_Aim_
Select the lines that contain "標點符號使用方法" and copy each of them.

+++ Entries supplied +++

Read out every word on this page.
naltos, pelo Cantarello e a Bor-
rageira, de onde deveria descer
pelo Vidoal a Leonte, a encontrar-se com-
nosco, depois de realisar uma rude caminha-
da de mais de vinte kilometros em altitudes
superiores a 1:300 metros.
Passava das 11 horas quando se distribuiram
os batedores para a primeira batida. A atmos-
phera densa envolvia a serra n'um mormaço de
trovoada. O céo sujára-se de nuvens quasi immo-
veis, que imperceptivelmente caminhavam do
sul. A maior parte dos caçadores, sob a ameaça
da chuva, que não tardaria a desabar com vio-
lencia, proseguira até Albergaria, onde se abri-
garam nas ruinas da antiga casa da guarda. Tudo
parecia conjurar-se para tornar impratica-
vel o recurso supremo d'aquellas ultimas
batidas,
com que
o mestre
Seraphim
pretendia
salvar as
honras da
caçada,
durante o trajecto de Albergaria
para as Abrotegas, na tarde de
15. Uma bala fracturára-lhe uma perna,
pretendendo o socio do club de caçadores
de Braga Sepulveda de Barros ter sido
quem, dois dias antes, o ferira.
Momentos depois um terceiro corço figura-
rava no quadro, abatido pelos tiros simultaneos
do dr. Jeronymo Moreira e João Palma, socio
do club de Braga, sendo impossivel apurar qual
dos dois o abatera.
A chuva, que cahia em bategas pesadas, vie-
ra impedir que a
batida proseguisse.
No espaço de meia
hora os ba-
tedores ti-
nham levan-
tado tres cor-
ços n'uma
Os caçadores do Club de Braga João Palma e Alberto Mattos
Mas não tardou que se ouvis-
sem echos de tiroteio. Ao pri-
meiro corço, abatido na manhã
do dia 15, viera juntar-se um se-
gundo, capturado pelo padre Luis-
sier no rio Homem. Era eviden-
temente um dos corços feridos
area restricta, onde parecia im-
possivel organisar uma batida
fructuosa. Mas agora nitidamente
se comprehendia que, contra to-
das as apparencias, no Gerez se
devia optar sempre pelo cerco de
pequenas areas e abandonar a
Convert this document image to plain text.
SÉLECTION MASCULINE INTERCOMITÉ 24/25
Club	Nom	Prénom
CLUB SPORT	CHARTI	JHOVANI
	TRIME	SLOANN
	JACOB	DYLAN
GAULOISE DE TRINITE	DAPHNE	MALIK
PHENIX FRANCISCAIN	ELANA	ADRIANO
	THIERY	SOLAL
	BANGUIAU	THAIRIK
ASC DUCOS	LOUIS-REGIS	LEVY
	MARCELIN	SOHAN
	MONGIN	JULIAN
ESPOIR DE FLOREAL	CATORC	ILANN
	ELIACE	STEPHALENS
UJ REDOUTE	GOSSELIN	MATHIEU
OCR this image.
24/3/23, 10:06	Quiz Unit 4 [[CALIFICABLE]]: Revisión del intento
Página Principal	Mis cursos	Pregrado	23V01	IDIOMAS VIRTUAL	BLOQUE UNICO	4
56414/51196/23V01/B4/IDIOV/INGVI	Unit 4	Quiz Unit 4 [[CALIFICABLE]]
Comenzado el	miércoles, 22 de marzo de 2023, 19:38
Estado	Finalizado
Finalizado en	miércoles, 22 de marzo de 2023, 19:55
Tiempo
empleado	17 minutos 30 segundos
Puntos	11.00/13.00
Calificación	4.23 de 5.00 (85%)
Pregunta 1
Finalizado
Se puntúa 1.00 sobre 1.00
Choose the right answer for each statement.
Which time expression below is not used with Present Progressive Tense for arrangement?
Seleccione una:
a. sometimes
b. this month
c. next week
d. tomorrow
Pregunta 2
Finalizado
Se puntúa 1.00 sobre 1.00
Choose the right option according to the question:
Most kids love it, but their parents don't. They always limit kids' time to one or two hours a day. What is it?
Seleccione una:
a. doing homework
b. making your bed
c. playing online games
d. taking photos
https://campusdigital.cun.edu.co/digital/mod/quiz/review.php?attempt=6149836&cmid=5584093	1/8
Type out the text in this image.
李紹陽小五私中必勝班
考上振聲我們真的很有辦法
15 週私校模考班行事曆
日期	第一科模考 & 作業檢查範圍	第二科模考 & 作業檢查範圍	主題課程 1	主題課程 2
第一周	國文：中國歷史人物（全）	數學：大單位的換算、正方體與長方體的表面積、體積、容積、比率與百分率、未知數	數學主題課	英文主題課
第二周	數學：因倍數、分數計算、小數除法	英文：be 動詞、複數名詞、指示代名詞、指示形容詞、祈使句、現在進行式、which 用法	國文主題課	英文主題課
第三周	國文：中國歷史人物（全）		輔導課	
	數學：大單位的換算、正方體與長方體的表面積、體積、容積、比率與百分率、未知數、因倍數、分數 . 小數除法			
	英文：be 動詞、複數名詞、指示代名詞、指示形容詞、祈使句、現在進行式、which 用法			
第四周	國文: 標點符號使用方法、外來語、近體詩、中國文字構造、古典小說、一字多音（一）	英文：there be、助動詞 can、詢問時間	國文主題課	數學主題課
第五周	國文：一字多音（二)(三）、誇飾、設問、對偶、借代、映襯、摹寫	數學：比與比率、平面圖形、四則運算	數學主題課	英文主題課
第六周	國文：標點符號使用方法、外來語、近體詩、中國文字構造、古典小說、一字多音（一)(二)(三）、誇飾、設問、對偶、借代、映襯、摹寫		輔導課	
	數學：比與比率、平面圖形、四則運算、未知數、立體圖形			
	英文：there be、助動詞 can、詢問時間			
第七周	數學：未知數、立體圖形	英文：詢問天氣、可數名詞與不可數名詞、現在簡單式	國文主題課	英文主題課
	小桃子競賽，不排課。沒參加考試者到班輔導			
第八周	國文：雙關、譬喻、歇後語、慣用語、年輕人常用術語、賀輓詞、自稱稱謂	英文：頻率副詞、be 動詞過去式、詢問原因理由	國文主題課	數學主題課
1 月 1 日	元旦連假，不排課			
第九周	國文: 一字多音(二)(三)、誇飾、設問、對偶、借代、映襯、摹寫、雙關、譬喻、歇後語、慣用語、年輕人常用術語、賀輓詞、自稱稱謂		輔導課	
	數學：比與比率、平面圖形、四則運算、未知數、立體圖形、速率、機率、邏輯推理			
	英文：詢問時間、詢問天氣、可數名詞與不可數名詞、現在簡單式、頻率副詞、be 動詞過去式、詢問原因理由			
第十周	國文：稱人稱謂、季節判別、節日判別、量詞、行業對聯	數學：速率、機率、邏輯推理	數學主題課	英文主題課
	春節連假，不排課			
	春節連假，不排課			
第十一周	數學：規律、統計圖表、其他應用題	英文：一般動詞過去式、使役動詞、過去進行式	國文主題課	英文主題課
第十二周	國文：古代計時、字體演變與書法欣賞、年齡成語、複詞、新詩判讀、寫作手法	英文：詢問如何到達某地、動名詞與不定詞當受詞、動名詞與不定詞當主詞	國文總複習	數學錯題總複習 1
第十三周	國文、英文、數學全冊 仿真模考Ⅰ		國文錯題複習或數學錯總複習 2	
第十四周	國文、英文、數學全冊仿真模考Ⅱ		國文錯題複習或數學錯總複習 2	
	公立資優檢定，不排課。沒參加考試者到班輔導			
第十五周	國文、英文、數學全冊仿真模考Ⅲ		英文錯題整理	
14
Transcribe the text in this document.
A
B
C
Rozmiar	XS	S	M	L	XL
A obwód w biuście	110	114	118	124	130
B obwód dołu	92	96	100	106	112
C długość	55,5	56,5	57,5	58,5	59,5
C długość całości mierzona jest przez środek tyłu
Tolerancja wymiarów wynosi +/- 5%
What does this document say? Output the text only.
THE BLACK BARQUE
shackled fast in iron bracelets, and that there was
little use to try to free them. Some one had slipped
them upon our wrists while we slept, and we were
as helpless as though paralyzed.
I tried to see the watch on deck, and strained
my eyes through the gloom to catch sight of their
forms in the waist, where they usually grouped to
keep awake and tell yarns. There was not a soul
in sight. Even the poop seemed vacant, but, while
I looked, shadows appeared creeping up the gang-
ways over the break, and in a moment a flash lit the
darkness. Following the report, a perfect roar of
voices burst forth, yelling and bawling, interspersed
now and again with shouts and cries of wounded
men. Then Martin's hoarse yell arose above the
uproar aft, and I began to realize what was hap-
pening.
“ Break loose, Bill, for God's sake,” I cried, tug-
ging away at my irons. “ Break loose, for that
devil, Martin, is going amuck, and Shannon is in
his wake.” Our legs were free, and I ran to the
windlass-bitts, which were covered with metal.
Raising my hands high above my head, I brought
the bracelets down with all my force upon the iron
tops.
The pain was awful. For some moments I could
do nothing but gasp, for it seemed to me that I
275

+++

_Final answer_
第四周	國文: 標點符號使用方法、外來語、近體詩、中國文字構造、古典小說、一字多音（一）	英文：there be、助動詞 can、詢問時間	國文主題課	數學主題課
第六周	國文：標點符號使用方法、外來語、近體詩、中國文字構造、古典小說、一字多音（一)(二)(三）、誇飾、設問、對偶、借代、映襯、摹寫		輔導課	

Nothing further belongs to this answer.